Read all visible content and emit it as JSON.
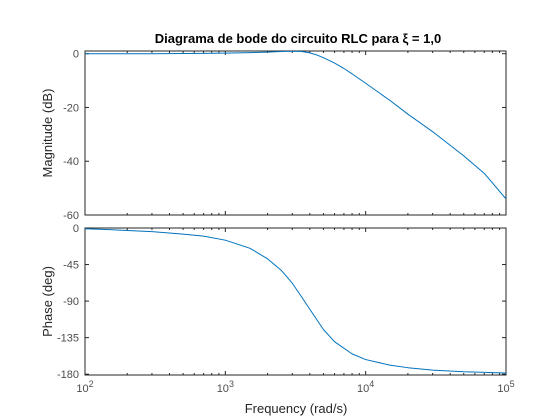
{
  "chart_data": {
    "type": "line",
    "title": "Diagrama de bode do circuito RLC para ξ = 1,0",
    "xlabel": "Frequency  (rad/s)",
    "xscale": "log",
    "xlim": [
      100,
      100000
    ],
    "x_ticks": [
      {
        "value": 100,
        "base": "10",
        "exp": "2"
      },
      {
        "value": 1000,
        "base": "10",
        "exp": "3"
      },
      {
        "value": 10000,
        "base": "10",
        "exp": "4"
      },
      {
        "value": 100000,
        "base": "10",
        "exp": "5"
      }
    ],
    "line_color": "#0072bd",
    "grid": false,
    "legend": "none",
    "subplots": [
      {
        "id": "magnitude",
        "ylabel": "Magnitude (dB)",
        "ylim": [
          -60,
          1
        ],
        "y_ticks": [
          0,
          -20,
          -40,
          -60
        ],
        "y_tick_labels": [
          "0",
          "-20",
          "-40",
          "-60"
        ],
        "show_x_tick_labels": false,
        "x": [
          100,
          200,
          300,
          500,
          700,
          1000,
          1500,
          2000,
          2500,
          3000,
          3500,
          4000,
          4500,
          5000,
          6000,
          7000,
          8000,
          10000,
          15000,
          20000,
          30000,
          50000,
          70000,
          100000
        ],
        "values": [
          0,
          0,
          0,
          0.05,
          0.1,
          0.2,
          0.4,
          0.6,
          0.8,
          0.9,
          0.8,
          0.3,
          -0.5,
          -1.5,
          -3.5,
          -5.5,
          -7.5,
          -11,
          -17.5,
          -22.5,
          -29,
          -38,
          -44.5,
          -54
        ]
      },
      {
        "id": "phase",
        "ylabel": "Phase (deg)",
        "ylim": [
          -181,
          0
        ],
        "y_ticks": [
          0,
          -45,
          -90,
          -135,
          -180
        ],
        "y_tick_labels": [
          "0",
          "-45",
          "-90",
          "-135",
          "-180"
        ],
        "show_x_tick_labels": true,
        "x": [
          100,
          150,
          200,
          300,
          500,
          700,
          1000,
          1500,
          2000,
          2500,
          3000,
          3500,
          4000,
          5000,
          6000,
          8000,
          10000,
          15000,
          20000,
          30000,
          50000,
          100000
        ],
        "values": [
          -1,
          -2,
          -3,
          -4.5,
          -7.5,
          -10,
          -15,
          -25,
          -38,
          -52,
          -68,
          -85,
          -100,
          -125,
          -140,
          -155,
          -162,
          -169,
          -172,
          -175,
          -177,
          -178.5
        ]
      }
    ]
  }
}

Objective
Extract the text of all the records above verbatim, excluding pictures.

Answer to this task
Read all visible content and emit it as JSON.
{
  "chart_data": {
    "type": "line",
    "title": "Diagrama de bode do circuito RLC para ξ = 1,0",
    "xlabel": "Frequency  (rad/s)",
    "xscale": "log",
    "xlim": [
      100,
      100000
    ],
    "x_ticks": [
      {
        "value": 100,
        "base": "10",
        "exp": "2"
      },
      {
        "value": 1000,
        "base": "10",
        "exp": "3"
      },
      {
        "value": 10000,
        "base": "10",
        "exp": "4"
      },
      {
        "value": 100000,
        "base": "10",
        "exp": "5"
      }
    ],
    "line_color": "#0072bd",
    "grid": false,
    "legend": "none",
    "subplots": [
      {
        "id": "magnitude",
        "ylabel": "Magnitude (dB)",
        "ylim": [
          -60,
          1
        ],
        "y_ticks": [
          0,
          -20,
          -40,
          -60
        ],
        "y_tick_labels": [
          "0",
          "-20",
          "-40",
          "-60"
        ],
        "show_x_tick_labels": false,
        "x": [
          100,
          200,
          300,
          500,
          700,
          1000,
          1500,
          2000,
          2500,
          3000,
          3500,
          4000,
          4500,
          5000,
          6000,
          7000,
          8000,
          10000,
          15000,
          20000,
          30000,
          50000,
          70000,
          100000
        ],
        "values": [
          0,
          0,
          0,
          0.05,
          0.1,
          0.2,
          0.4,
          0.6,
          0.8,
          0.9,
          0.8,
          0.3,
          -0.5,
          -1.5,
          -3.5,
          -5.5,
          -7.5,
          -11,
          -17.5,
          -22.5,
          -29,
          -38,
          -44.5,
          -54
        ]
      },
      {
        "id": "phase",
        "ylabel": "Phase (deg)",
        "ylim": [
          -181,
          0
        ],
        "y_ticks": [
          0,
          -45,
          -90,
          -135,
          -180
        ],
        "y_tick_labels": [
          "0",
          "-45",
          "-90",
          "-135",
          "-180"
        ],
        "show_x_tick_labels": true,
        "x": [
          100,
          150,
          200,
          300,
          500,
          700,
          1000,
          1500,
          2000,
          2500,
          3000,
          3500,
          4000,
          5000,
          6000,
          8000,
          10000,
          15000,
          20000,
          30000,
          50000,
          100000
        ],
        "values": [
          -1,
          -2,
          -3,
          -4.5,
          -7.5,
          -10,
          -15,
          -25,
          -38,
          -52,
          -68,
          -85,
          -100,
          -125,
          -140,
          -155,
          -162,
          -169,
          -172,
          -175,
          -177,
          -178.5
        ]
      }
    ]
  }
}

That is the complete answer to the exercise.